DO THIS » Count the lines below that contain the word "обеспечение", and report only that number.

--- Start of INFORMATION GIVEN ---

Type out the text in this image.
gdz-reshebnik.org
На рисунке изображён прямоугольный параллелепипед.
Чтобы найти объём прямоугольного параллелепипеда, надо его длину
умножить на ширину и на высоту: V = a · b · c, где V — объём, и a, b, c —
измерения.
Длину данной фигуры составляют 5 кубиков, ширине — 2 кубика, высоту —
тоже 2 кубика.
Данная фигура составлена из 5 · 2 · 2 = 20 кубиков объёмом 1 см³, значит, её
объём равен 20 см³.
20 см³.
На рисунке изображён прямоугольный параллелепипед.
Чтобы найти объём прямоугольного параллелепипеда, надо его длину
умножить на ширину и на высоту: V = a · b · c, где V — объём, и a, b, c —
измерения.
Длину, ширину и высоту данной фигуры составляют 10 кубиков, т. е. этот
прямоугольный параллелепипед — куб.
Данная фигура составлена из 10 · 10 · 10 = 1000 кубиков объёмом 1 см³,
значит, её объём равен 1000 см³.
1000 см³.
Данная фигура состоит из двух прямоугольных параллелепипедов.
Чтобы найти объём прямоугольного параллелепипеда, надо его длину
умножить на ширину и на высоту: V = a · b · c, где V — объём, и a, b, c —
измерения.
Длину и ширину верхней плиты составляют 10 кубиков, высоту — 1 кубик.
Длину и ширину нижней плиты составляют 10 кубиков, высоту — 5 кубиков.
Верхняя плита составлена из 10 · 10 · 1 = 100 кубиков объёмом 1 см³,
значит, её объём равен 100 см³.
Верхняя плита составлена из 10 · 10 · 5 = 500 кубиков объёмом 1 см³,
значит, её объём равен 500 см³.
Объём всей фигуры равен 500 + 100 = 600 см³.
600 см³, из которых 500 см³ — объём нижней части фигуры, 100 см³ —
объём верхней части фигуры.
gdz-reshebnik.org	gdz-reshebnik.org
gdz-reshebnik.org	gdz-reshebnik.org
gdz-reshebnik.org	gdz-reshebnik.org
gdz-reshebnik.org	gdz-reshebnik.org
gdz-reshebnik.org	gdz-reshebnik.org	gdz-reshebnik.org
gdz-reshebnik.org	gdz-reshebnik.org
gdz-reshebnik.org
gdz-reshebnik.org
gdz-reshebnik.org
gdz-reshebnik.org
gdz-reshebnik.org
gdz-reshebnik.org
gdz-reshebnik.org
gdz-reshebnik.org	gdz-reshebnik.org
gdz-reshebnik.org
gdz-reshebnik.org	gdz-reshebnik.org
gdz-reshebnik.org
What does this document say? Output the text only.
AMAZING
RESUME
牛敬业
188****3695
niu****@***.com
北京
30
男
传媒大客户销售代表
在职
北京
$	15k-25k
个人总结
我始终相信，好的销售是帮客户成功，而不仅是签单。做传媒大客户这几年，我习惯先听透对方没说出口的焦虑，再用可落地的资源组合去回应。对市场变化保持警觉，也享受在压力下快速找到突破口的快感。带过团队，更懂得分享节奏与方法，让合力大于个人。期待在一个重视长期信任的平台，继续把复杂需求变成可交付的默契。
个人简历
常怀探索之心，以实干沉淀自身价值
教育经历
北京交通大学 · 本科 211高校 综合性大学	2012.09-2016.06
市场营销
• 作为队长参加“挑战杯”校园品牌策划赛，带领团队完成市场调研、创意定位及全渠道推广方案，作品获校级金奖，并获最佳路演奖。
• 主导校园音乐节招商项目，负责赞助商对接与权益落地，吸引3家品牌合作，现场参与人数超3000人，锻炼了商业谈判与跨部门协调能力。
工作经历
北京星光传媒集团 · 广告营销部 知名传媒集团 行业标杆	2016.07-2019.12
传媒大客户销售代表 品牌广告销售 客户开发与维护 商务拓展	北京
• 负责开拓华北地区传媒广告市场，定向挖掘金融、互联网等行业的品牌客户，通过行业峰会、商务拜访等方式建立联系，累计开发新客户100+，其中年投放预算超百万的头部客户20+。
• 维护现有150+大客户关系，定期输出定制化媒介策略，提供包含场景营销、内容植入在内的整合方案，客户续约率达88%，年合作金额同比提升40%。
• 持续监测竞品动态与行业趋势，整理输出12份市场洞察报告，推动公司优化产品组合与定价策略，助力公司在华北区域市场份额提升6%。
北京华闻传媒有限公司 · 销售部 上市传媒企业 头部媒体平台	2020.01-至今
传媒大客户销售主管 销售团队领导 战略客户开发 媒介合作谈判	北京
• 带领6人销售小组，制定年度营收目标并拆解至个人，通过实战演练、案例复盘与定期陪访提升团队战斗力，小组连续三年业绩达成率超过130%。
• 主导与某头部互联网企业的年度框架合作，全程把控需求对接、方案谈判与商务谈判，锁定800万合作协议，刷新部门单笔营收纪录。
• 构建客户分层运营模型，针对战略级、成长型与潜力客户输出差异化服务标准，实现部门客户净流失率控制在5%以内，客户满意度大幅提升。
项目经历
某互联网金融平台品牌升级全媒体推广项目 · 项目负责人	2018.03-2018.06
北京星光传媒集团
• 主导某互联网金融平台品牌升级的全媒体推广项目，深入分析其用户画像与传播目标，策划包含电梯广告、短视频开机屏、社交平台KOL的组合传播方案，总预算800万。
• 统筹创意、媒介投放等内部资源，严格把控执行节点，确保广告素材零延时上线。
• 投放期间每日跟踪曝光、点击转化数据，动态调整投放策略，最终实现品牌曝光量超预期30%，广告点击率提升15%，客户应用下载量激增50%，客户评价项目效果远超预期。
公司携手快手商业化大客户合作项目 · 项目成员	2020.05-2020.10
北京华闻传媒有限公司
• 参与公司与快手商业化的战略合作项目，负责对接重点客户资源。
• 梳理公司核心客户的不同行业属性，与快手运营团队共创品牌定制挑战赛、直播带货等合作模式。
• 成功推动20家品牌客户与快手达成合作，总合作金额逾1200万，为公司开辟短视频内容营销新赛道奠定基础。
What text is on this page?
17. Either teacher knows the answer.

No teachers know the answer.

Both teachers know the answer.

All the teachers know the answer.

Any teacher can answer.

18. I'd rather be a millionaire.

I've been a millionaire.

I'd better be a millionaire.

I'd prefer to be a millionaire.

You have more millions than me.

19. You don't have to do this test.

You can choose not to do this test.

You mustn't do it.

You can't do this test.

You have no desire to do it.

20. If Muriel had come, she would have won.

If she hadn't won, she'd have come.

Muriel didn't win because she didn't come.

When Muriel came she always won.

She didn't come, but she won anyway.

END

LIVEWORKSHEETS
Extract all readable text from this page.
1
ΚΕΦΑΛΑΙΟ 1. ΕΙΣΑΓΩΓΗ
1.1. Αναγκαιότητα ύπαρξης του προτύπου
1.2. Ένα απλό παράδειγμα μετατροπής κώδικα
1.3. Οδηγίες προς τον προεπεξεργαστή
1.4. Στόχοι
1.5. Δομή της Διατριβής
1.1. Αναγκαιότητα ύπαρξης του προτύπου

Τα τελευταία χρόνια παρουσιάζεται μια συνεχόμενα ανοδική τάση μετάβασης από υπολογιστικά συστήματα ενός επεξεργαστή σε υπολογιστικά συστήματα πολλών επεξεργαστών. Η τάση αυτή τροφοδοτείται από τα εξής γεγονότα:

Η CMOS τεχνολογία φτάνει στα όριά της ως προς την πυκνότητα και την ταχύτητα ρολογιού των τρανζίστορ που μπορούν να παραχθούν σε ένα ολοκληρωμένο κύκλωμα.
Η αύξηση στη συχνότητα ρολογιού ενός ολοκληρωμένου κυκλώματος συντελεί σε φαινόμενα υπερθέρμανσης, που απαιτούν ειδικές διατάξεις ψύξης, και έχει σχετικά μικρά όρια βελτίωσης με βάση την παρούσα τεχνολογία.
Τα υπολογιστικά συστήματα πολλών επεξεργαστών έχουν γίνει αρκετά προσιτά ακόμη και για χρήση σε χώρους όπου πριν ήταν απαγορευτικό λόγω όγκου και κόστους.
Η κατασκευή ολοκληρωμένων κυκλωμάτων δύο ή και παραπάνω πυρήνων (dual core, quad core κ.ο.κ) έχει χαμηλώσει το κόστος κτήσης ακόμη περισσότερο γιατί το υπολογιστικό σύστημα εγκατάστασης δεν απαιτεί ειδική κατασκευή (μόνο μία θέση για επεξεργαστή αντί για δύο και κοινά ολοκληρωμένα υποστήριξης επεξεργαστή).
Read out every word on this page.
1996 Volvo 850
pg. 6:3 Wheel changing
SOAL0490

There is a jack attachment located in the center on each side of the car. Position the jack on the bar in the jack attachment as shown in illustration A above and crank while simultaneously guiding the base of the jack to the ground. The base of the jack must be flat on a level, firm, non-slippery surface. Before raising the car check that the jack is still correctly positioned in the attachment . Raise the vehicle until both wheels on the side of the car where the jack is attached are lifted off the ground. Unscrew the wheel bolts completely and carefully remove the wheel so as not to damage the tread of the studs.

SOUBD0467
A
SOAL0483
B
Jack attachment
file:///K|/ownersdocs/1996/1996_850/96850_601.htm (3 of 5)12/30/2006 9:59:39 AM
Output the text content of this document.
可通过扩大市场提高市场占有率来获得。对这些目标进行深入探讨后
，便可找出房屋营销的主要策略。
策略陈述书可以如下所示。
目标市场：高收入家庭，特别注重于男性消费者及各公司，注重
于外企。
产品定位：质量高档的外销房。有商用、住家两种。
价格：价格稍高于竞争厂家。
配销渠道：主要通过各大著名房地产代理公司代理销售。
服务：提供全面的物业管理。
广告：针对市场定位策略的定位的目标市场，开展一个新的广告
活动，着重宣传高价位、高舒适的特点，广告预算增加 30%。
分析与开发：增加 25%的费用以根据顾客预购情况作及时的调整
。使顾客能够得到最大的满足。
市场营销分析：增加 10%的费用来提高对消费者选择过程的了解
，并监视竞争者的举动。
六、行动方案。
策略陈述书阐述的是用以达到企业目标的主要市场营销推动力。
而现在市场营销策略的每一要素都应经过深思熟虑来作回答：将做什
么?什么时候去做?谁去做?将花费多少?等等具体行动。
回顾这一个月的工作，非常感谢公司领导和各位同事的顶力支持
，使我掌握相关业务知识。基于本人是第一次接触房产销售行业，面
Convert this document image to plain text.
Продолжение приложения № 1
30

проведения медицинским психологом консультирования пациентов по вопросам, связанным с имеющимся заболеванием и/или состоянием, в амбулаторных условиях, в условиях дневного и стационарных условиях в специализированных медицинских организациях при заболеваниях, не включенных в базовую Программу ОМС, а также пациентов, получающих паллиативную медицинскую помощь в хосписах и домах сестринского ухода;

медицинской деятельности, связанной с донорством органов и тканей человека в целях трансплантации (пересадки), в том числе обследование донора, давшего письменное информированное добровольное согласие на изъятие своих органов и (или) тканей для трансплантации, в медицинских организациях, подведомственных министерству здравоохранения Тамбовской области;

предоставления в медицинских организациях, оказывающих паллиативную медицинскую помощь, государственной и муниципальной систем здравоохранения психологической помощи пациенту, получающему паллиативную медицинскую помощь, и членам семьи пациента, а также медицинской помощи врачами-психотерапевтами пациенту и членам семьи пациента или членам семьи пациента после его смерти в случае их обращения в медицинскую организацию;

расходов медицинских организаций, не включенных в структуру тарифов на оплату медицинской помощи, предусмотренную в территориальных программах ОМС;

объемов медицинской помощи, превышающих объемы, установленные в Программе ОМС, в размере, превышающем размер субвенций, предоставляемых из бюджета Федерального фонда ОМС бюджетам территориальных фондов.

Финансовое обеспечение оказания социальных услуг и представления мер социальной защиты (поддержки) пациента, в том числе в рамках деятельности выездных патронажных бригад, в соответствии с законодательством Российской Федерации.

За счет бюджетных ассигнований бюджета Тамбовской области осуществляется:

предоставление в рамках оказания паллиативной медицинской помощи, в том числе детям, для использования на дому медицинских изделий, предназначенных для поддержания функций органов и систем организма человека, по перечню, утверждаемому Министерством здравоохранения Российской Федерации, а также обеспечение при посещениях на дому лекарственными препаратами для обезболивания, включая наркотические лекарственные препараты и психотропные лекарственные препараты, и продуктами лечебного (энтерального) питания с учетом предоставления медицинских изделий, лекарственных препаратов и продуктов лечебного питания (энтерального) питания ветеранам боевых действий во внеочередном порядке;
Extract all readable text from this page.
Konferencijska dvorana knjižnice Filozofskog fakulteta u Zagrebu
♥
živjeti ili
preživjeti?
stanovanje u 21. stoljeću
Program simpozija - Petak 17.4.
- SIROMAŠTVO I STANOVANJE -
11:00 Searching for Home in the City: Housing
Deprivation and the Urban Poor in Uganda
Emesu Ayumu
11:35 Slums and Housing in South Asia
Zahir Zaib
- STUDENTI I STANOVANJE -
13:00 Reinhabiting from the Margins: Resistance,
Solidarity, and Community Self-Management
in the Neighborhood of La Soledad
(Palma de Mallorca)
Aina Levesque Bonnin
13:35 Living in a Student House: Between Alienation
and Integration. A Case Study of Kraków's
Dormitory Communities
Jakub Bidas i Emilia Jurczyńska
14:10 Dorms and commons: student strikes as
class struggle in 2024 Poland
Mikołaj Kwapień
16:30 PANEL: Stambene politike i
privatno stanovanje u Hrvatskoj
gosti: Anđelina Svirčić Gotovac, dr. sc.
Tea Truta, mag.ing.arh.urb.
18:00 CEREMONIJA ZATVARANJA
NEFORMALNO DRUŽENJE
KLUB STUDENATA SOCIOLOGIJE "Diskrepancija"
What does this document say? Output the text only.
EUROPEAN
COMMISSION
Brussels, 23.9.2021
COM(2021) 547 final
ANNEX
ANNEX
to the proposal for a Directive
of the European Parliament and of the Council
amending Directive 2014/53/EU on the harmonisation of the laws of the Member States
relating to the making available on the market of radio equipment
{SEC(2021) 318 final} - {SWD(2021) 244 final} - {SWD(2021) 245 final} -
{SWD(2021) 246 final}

--- End of INFORMATION GIVEN ---

FINAL RESULT » 2